Collected data
━━━━━━━━━━━━━━━━

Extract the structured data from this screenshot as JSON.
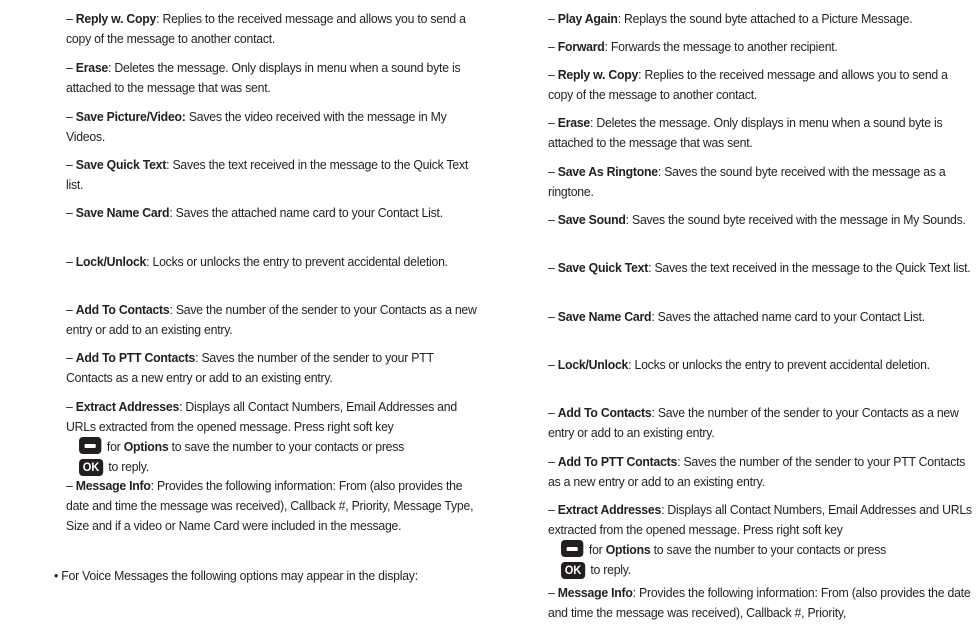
{
  "left": {
    "items": [
      {
        "label": "Reply w. Copy",
        "sep": ": ",
        "text": "Replies to the received message and allows you to send a copy of the message to another contact."
      },
      {
        "label": "Erase",
        "sep": ": ",
        "text": "Deletes the message. Only displays in menu when a sound byte is attached to the message that was sent."
      },
      {
        "label": "Save Picture/Video:",
        "sep": " ",
        "text": "Saves the video received with the message in My Videos."
      },
      {
        "label": "Save Quick Text",
        "sep": ": ",
        "text": "Saves the text received in the message to the Quick Text list."
      },
      {
        "label": "Save Name Card",
        "sep": ": ",
        "text": "Saves the attached name card to your Contact List."
      },
      {
        "label": "Lock/Unlock",
        "sep": ": ",
        "text": "Locks or unlocks the entry to prevent accidental deletion."
      },
      {
        "label": "Add To Contacts",
        "sep": ": ",
        "text": "Save the number of the sender to your Contacts as a new entry or add to an existing entry."
      },
      {
        "label": "Add To PTT Contacts",
        "sep": ": ",
        "text": "Saves the number of the sender to your PTT Contacts as a new entry or add to an existing entry."
      }
    ],
    "extract": {
      "label": "Extract Addresses",
      "text1": ": Displays all Contact Numbers, Email Addresses and URLs extracted from the opened message. Press right soft key",
      "for_text": "for",
      "options_label": "Options",
      "text2": "to save the number to your contacts or press",
      "ok_key": "OK",
      "text3": "to reply."
    },
    "info": {
      "label": "Message Info",
      "text": ": Provides the following information: From (also provides the date and time the message was received), Callback #, Priority, Message Type, Size and if a video or Name Card were included in the message."
    },
    "bullet": "For Voice Messages the following options may appear in the display:"
  },
  "right": {
    "items": [
      {
        "label": "Play Again",
        "sep": ": ",
        "text": "Replays the sound byte attached to a Picture Message."
      },
      {
        "label": "Forward",
        "sep": ": ",
        "text": "Forwards the message to another recipient."
      },
      {
        "label": "Reply w. Copy",
        "sep": ": ",
        "text": "Replies to the received message and allows you to send a copy of the message to another contact."
      },
      {
        "label": "Erase",
        "sep": ": ",
        "text": "Deletes the message. Only displays in menu when a sound byte is attached to the message that was sent."
      },
      {
        "label": "Save As Ringtone",
        "sep": ": ",
        "text": "Saves the sound byte received with the message as a ringtone."
      },
      {
        "label": "Save Sound",
        "sep": ": ",
        "text": "Saves the sound byte received with the message in My Sounds."
      },
      {
        "label": "Save Quick Text",
        "sep": ": ",
        "text": "Saves the text received in the message to the Quick Text list."
      },
      {
        "label": "Save Name Card",
        "sep": ": ",
        "text": "Saves the attached name card to your Contact List."
      },
      {
        "label": "Lock/Unlock",
        "sep": ": ",
        "text": "Locks or unlocks the entry to prevent accidental deletion."
      },
      {
        "label": "Add To Contacts",
        "sep": ": ",
        "text": "Save the number of the sender to your Contacts as a new entry or add to an existing entry."
      },
      {
        "label": "Add To PTT Contacts",
        "sep": ": ",
        "text": "Saves the number of the sender to your PTT Contacts as a new entry or add to an existing entry."
      }
    ],
    "extract": {
      "label": "Extract Addresses",
      "text1": ": Displays all Contact Numbers, Email Addresses and URLs extracted from the opened message. Press right soft key",
      "for_text": "for",
      "options_label": "Options",
      "text2": "to save the number to your contacts or press",
      "ok_key": "OK",
      "text3": "to reply."
    },
    "info": {
      "label": "Message Info",
      "text": ": Provides the following information: From (also provides the date and time the message was received), Callback #, Priority,"
    }
  }
}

━━━━━━━━━━━━━━━━

Copy all lines from the data that hold the word "date".

→ Result below:
      "text": ": Provides the following information: From (also provides the date and time the message was received), Callback #, Priority, Message Type, Size and if a video or Name Card were included in the message."
      "text": ": Provides the following information: From (also provides the date and time the message was received), Callback #, Priority,"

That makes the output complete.